**TASK OBJECTIVE**
Pick out each line in these entries that contains the string "своры".

— Start GIVEN DATA —

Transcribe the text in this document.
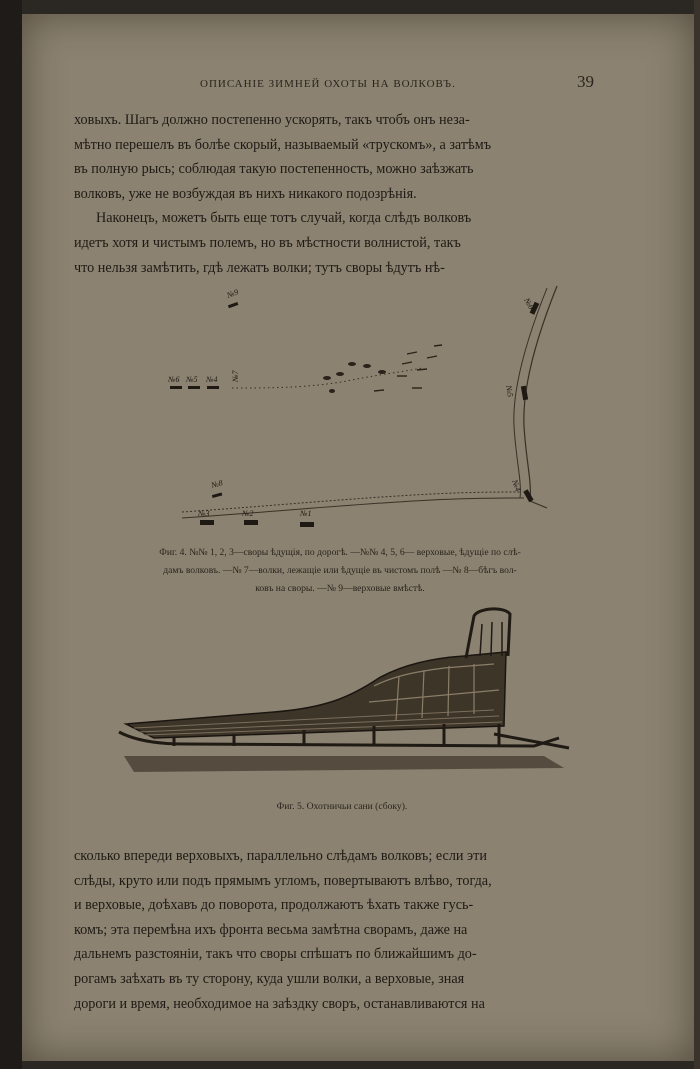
ОПИСАНІЕ ЗИМНЕЙ ОХОТЫ НА ВОЛКОВЪ.	39
ховыхъ. Шагъ должно постепенно ускорять, такъ чтобъ онъ неза-
мѣтно перешелъ въ болѣе скорый, называемый «трускомъ», а затѣмъ
въ полную рысь; соблюдая такую постепенность, можно заѣзжать
волковъ, уже не возбуждая въ нихъ никакого подозрѣнія.
Наконецъ, можетъ быть еще тотъ случай, когда слѣдъ волковъ
идетъ хотя и чистымъ полемъ, но въ мѣстности волнистой, такъ
что нельзя замѣтить, гдѣ лежатъ волки; тутъ своры ѣдутъ нѣ-
№6 №5 №4
№9
№7
№8
№3	№2	№1
№6
№5
№4
Фиг. 4. №№ 1, 2, 3—своры ѣдущія, по дорогѣ. —№№ 4, 5, 6— верховые, ѣдущіе по слѣ-
дамъ волковъ. —№ 7—волки, лежащіе или ѣдущіе въ чистомъ полѣ —№ 8—бѣгъ вол-
ковъ на своры. —№ 9—верховые вмѣстѣ.
Фиг. 5. Охотничьи сани (сбоку).
сколько впереди верховыхъ, параллельно слѣдамъ волковъ; если эти
слѣды, круто или подъ прямымъ угломъ, повертываютъ влѣво, тогда,
и верховые, доѣхавъ до поворота, продолжаютъ ѣхать также гусь-
комъ; эта перемѣна ихъ фронта весьма замѣтна сворамъ, даже на
дальнемъ разстояніи, такъ что своры спѣшатъ по ближайшимъ до-
рогамъ заѣхать въ ту сторону, куда ушли волки, а верховые, зная
дороги и время, необходимое на заѣздку своръ, останавливаются на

— End GIVEN DATA —

**RIGHT ANSWER**
что нельзя замѣтить, гдѣ лежатъ волки; тутъ своры ѣдутъ нѣ-
Фиг. 4. №№ 1, 2, 3—своры ѣдущія, по дорогѣ. —№№ 4, 5, 6— верховые, ѣдущіе по слѣ-
ковъ на своры. —№ 9—верховые вмѣстѣ.
дальнемъ разстояніи, такъ что своры спѣшатъ по ближайшимъ до-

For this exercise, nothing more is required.